**Textauszug:**
┏━━

Grundsätzlich ähnelt die Montage dem vieler anderer aktueller Kühler. Mit Hilfe von Doppelrändelschrauben wird die Backplate an das Mainboard verschraubt und von oben der Montagerahmen auf eben diese Rändelschrauben befestigt. Der Kühler selbst wird dann final mittels zweier Schrauben und Befestigungsplatte am Montagerahmen fixiert.




			Dieser Inhalt steht nur eingeloggten Mitgliedern zur Verfügung.
        

 

Detailliert sehen wir uns das nun für den Sockel 1150 an.

Ungeübte User sollten sicherlich einen Blick in die gute Anleitung werfen, um Fehler zu vermeiden. Allgemein ist die Montage aber für Leute mit Erfahrung recht einfach und geht intuitiv von der Hand. Entsprechend wenig Zeit nimmt sie daher in Anspruch, wenn man die „Besonderheiten“ des jeweiligen Sockels kennt.

Für den Intel S1150 (aber selbstverständlich auch für alle S 115x Sockel) braucht man folgende Teile für die Montage:


Multiplattform Backplate 
Leitschutzfolie 
Montagerahmen 
4 x Intel Unterlegscheibe 
4 x Rändelschraube 
4 x M3 L10 Schrauben 
6 x M3 L 6 Schrauben 
4 x Antivibrationspads 
2 x Lüfterklammern 
Befestigungsplatte 
Wärmeleitpaste 
Kühler inklusive Lüfter  


Auch wenn die Liste auf den ersten Blick recht lang erscheinen mag, kann ich euch versichern, dass die Montage für geübte Hände dennoch einfach und flott von der Hand geht.

┗━━

**Gestellte Aufgabe:**
Gib den Textauszug zur Kühlermontage vollständig und wortgetreu wieder.

Datensätze
┏━━

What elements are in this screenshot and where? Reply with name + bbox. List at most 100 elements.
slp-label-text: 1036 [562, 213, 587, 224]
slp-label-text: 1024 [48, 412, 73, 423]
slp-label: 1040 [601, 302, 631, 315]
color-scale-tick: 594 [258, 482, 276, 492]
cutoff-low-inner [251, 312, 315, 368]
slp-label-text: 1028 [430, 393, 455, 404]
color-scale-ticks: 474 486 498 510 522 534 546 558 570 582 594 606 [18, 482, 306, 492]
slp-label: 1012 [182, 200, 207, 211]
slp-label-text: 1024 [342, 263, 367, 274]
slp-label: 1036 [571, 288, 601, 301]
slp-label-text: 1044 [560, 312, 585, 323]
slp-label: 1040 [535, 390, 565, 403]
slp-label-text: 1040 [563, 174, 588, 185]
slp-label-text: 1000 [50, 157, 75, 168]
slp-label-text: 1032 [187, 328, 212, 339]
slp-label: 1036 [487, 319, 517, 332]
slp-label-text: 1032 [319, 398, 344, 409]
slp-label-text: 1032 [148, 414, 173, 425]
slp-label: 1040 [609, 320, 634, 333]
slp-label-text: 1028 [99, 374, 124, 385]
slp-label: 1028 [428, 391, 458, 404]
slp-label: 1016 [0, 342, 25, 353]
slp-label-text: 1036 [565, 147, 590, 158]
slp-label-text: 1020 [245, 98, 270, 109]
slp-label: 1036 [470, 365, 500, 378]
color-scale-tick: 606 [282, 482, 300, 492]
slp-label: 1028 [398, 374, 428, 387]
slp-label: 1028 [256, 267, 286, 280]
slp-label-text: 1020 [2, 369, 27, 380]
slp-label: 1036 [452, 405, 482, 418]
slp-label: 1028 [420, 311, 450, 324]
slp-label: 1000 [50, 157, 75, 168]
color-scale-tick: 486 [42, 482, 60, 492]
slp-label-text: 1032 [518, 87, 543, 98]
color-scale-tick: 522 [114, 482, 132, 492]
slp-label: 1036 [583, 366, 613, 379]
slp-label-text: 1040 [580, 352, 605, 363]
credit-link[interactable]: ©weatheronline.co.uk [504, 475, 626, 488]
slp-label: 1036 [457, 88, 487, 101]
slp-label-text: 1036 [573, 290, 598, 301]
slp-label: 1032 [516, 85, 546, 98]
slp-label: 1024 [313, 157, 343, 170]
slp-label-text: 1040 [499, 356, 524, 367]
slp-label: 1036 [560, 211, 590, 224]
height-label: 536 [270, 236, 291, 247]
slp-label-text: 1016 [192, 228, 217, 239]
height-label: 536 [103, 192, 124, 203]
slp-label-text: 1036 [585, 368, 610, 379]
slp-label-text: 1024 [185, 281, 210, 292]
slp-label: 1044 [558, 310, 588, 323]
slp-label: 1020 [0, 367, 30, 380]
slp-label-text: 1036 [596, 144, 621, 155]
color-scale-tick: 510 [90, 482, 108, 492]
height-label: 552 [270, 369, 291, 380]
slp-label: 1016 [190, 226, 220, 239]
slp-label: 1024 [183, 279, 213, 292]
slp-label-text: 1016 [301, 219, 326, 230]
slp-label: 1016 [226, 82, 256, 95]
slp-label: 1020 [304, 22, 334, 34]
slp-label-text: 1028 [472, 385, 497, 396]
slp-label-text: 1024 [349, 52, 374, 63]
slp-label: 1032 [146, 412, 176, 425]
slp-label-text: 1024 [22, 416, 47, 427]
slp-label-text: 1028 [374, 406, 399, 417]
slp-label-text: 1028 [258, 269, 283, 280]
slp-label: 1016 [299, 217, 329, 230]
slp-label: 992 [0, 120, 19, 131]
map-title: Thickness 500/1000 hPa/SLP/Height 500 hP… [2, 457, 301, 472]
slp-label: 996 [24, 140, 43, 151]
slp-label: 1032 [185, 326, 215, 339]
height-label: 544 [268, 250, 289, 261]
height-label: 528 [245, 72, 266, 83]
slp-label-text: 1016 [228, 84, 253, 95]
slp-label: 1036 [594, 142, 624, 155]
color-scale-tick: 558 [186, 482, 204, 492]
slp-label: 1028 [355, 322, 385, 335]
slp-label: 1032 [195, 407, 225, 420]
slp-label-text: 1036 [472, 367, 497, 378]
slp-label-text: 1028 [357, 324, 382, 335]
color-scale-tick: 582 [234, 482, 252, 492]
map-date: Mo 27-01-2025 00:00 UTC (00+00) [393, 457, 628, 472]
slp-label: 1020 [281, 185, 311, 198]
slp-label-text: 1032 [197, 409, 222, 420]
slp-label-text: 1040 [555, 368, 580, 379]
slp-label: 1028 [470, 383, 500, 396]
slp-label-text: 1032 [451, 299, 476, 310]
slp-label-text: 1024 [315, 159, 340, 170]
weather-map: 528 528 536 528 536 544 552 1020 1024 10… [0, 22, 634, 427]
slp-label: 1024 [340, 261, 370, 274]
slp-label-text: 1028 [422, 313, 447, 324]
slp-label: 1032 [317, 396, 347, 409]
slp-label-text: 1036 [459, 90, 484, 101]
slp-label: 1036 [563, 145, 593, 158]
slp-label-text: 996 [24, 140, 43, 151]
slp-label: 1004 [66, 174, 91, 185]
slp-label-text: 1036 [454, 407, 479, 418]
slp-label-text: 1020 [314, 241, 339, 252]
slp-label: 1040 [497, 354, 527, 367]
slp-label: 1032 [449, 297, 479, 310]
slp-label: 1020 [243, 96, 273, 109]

┗━━

**Lösung der Aufgabe:**
Grundsätzlich ähnelt die Montage dem vieler anderer aktueller Kühler. Mit Hilfe von Doppelrändelschrauben wird die Backplate an das Mainboard verschraubt und von oben der Montagerahmen auf eben diese Rändelschrauben befestigt. Der Kühler selbst wird dann final mittels zweier Schrauben und Befestigungsplatte am Montagerahmen fixiert.




			Dieser Inhalt steht nur eingeloggten Mitgliedern zur Verfügung.
        

 

Detailliert sehen wir uns das nun für den Sockel 1150 an.

Ungeübte User sollten sicherlich einen Blick in die gute Anleitung werfen, um Fehler zu vermeiden. Allgemein ist die Montage aber für Leute mit Erfahrung recht einfach und geht intuitiv von der Hand. Entsprechend wenig Zeit nimmt sie daher in Anspruch, wenn man die „Besonderheiten“ des jeweiligen Sockels kennt.

Für den Intel S1150 (aber selbstverständlich auch für alle S 115x Sockel) braucht man folgende Teile für die Montage:


Multiplattform Backplate 
Leitschutzfolie 
Montagerahmen 
4 x Intel Unterlegscheibe 
4 x Rändelschraube 
4 x M3 L10 Schrauben 
6 x M3 L 6 Schrauben 
4 x Antivibrationspads 
2 x Lüfterklammern 
Befestigungsplatte 
Wärmeleitpaste 
Kühler inklusive Lüfter  


Auch wenn die Liste auf den ersten Blick recht lang erscheinen mag, kann ich euch versichern, dass die Montage für geübte Hände dennoch einfach und flott von der Hand geht.